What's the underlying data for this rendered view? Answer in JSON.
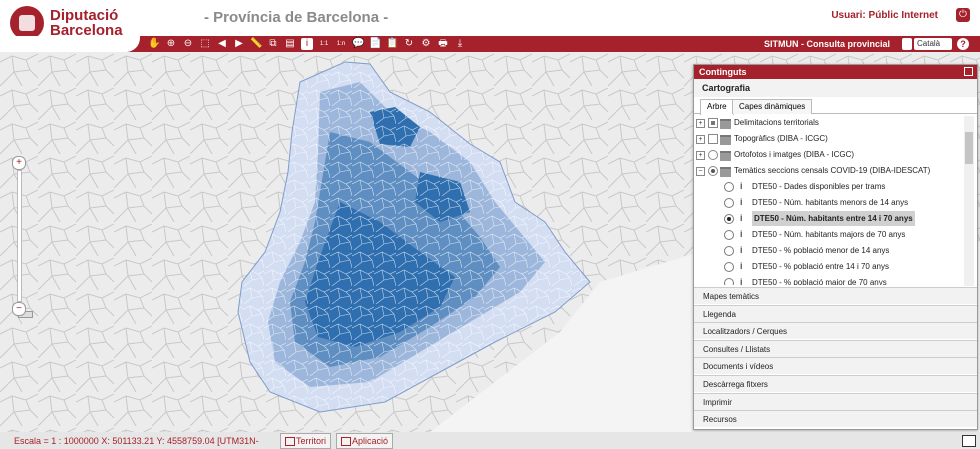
{
  "header": {
    "brand_line1": "Diputació",
    "brand_line2": "Barcelona",
    "title": "- Província de Barcelona -",
    "user": "Usuari: Públic Internet"
  },
  "toolbar": {
    "app_name": "SITMUN - Consulta provincial",
    "language": "Català",
    "tools": [
      "pan-hand-icon",
      "zoom-in-icon",
      "zoom-out-icon",
      "zoom-box-icon",
      "zoom-prev-icon",
      "zoom-next-icon",
      "measure-ruler-icon",
      "copy-icon",
      "layers-icon",
      "info-icon",
      "scale-1-1-icon",
      "scale-n-icon",
      "comment-icon",
      "report-icon",
      "export-icon",
      "refresh-icon",
      "settings-icon",
      "print-icon",
      "download-icon"
    ],
    "tool_glyphs": [
      "✋",
      "⊕",
      "⊖",
      "⬚",
      "◀",
      "▶",
      "📏",
      "⧉",
      "▤",
      "i",
      "1:1",
      "1:n",
      "💬",
      "📄",
      "📋",
      "↻",
      "⚙",
      "🖶",
      "⤓"
    ]
  },
  "colors": {
    "brand": "#a5212b",
    "map_dark": "#2f6fb0",
    "map_mid": "#6f9cc8",
    "map_light": "#c9d7ef",
    "map_lightest": "#e5ebf8",
    "map_base": "#e9e9e9"
  },
  "panel": {
    "title": "Continguts",
    "section": "Cartografia",
    "tabs": [
      "Arbre",
      "Capes dinàmiques"
    ],
    "groups": [
      {
        "label": "Delimitacions territorials",
        "expander": "+",
        "control": "checkbox-partial"
      },
      {
        "label": "Topogràfics (DIBA - ICGC)",
        "expander": "+",
        "control": "checkbox"
      },
      {
        "label": "Ortofotos i imatges (DIBA - ICGC)",
        "expander": "+",
        "control": "radio"
      },
      {
        "label": "Temàtics seccions censals COVID-19 (DIBA-IDESCAT)",
        "expander": "−",
        "control": "radio-selected"
      }
    ],
    "layers": [
      {
        "label": "DTE50 - Dades disponibles per trams",
        "selected": false
      },
      {
        "label": "DTE50 - Núm. habitants menors de 14 anys",
        "selected": false
      },
      {
        "label": "DTE50 - Núm. habitants entre 14 i 70 anys",
        "selected": true
      },
      {
        "label": "DTE50 - Núm. habitants majors de 70 anys",
        "selected": false
      },
      {
        "label": "DTE50 - % població menor de 14 anys",
        "selected": false
      },
      {
        "label": "DTE50 - % població entre 14 i 70 anys",
        "selected": false
      },
      {
        "label": "DTE50 - % població major de 70 anys",
        "selected": false
      }
    ],
    "accordion": [
      "Mapes temàtics",
      "Llegenda",
      "Localitzadors / Cerques",
      "Consultes / Llistats",
      "Documents i vídeos",
      "Descàrrega fitxers",
      "Imprimir",
      "Recursos"
    ]
  },
  "status": {
    "scale": "Escala = 1 : 1000000  X: 501133.21 Y: 4558759.04 [UTM31N-",
    "territori": "Territori",
    "aplicacio": "Aplicació"
  },
  "zoom": {
    "plus": "+",
    "minus": "−"
  }
}
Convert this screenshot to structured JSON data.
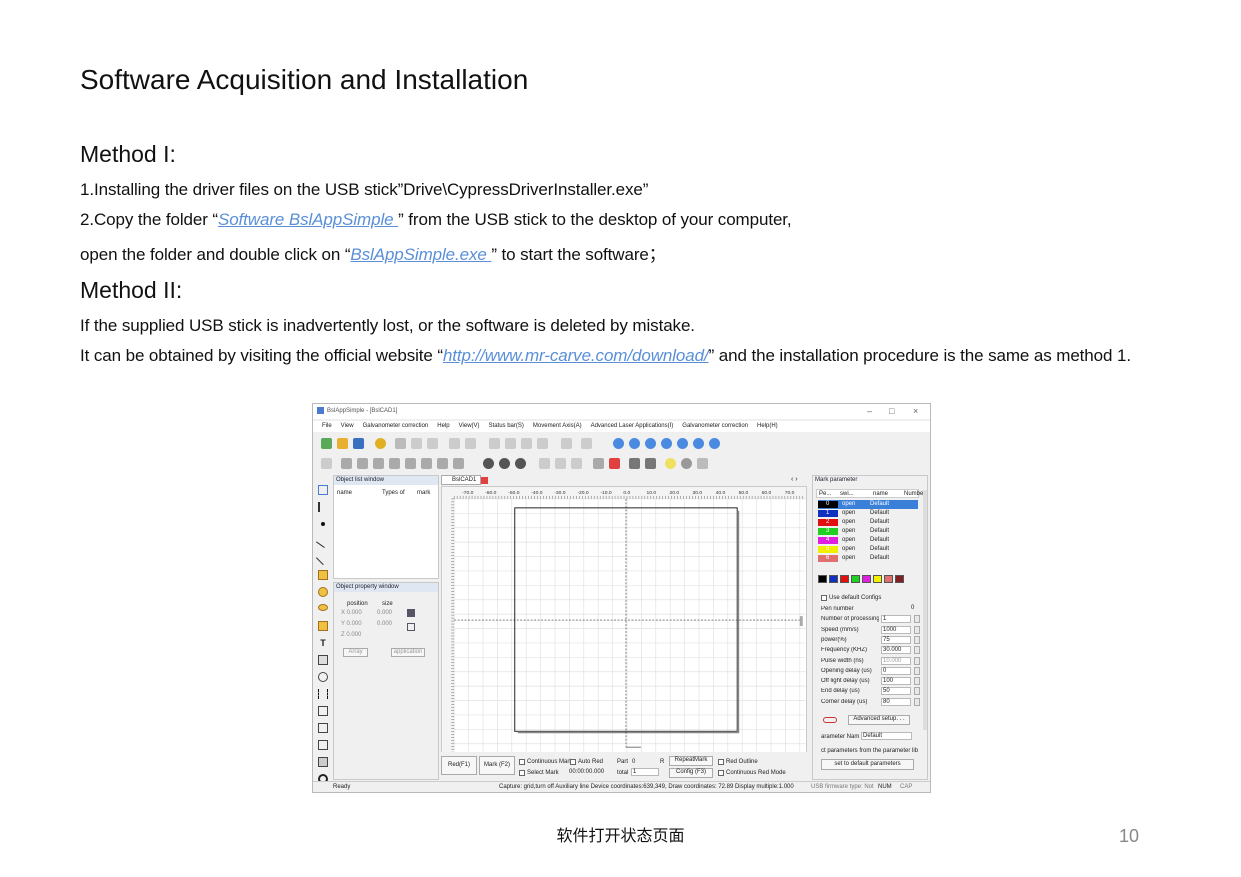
{
  "heading": "Software Acquisition and Installation",
  "method1": {
    "title": "Method I:",
    "line1": "1.Installing the driver files on the USB stick”Drive\\CypressDriverInstaller.exe”",
    "line2_pre": "2.Copy the folder “",
    "line2_link": "Software BslAppSimple ",
    "line2_post": "” from the USB stick to the desktop of your computer,",
    "line3_pre": "open the folder and double click on “",
    "line3_link": "BslAppSimple.exe ",
    "line3_post": "” to start the software；"
  },
  "method2": {
    "title": "Method II:",
    "line1": "If the supplied USB stick is inadvertently lost, or the software is deleted by mistake.",
    "line2_pre": "It can be obtained by visiting the official website “",
    "line2_link": "http://www.mr-carve.com/download/",
    "line2_post": "” and the installation procedure is the same as method 1."
  },
  "screenshot": {
    "window_title": "BslAppSimple - [BslCAD1]",
    "menu": [
      "File",
      "View",
      "Galvanometer correction",
      "Help",
      "View(V)",
      "Status bar(S)",
      "Movement Axis(A)",
      "Advanced Laser Applications(I)",
      "Galvanometer correction",
      "Help(H)"
    ],
    "object_list": {
      "title": "Object list window",
      "columns": [
        "name",
        "Types of",
        "mark"
      ]
    },
    "object_property": {
      "title": "Object property window",
      "position": "position",
      "size": "size",
      "x": "X 0.000",
      "xs": "0.000",
      "y": "Y 0.000",
      "ys": "0.000",
      "z": "Z 0.000",
      "array": "Array",
      "application": "application"
    },
    "canvas_tab": "BslCAD1",
    "ruler": [
      "-70.0",
      "-60.0",
      "-50.0",
      "-40.0",
      "-30.0",
      "-20.0",
      "-10.0",
      "0.0",
      "10.0",
      "20.0",
      "30.0",
      "40.0",
      "50.0",
      "60.0",
      "70.0"
    ],
    "mark_param": {
      "title": "Mark parameter",
      "cols": [
        "Pe...",
        "swi...",
        "name",
        "Numbe"
      ],
      "pens": [
        {
          "n": "0",
          "s": "open",
          "name": "Default",
          "color": "#000000"
        },
        {
          "n": "1",
          "s": "open",
          "name": "Default",
          "color": "#1030c0"
        },
        {
          "n": "2",
          "s": "open",
          "name": "Default",
          "color": "#e01010"
        },
        {
          "n": "3",
          "s": "open",
          "name": "Default",
          "color": "#20d020"
        },
        {
          "n": "4",
          "s": "open",
          "name": "Default",
          "color": "#e020e0"
        },
        {
          "n": "5",
          "s": "open",
          "name": "Default",
          "color": "#f0f000"
        },
        {
          "n": "6",
          "s": "open",
          "name": "Default",
          "color": "#e07070"
        }
      ],
      "use_default": "Use default Configs",
      "params": [
        {
          "label": "Pen number",
          "value": "0"
        },
        {
          "label": "Number of processing t",
          "value": "1"
        },
        {
          "label": "Speed (mm/s)",
          "value": "1000"
        },
        {
          "label": "power(%)",
          "value": "75"
        },
        {
          "label": "Frequency (KHZ)",
          "value": "30.000"
        },
        {
          "label": "Pulse width (ns)",
          "value": "10.000"
        },
        {
          "label": "Opening delay (us)",
          "value": "0"
        },
        {
          "label": "Off light delay (us)",
          "value": "100"
        },
        {
          "label": "End delay (us)",
          "value": "50"
        },
        {
          "label": "Corner delay (us)",
          "value": "80"
        }
      ],
      "advanced": "Advanced setup. . .",
      "param_name_label": "arameter Nam",
      "param_name_value": "Default",
      "from_lib": "ct parameters from the parameter lib",
      "set_default": "set to default parameters"
    },
    "bottom": {
      "red": "Red(F1)",
      "mark": "Mark (F2)",
      "continuous": "Continuous Mark",
      "autored": "Auto Red",
      "select": "Select Mark",
      "part_label": "Part",
      "part": "0",
      "r": "R",
      "time": "00:00:00.000",
      "total_label": "total",
      "total": "1",
      "repeat": "RepeatMark",
      "config": "Config (F3)",
      "redoutline": "Red Outline",
      "contred": "Continuous Red Mode"
    },
    "status": {
      "ready": "Ready",
      "capture": "Capture: grid,turn off Auxiliary line  Device coordinates:639,349,  Draw coordinates: 72.89  Display multiple:1.000",
      "usb": "USB firmware type: Not",
      "num": "NUM",
      "cap": "CAP"
    }
  },
  "caption": "软件打开状态页面",
  "page_number": "10"
}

WHAT TO DO:
Scan the records above, count the lines with "delay" in them, and give only the number.

EXERCISE RESULT:
4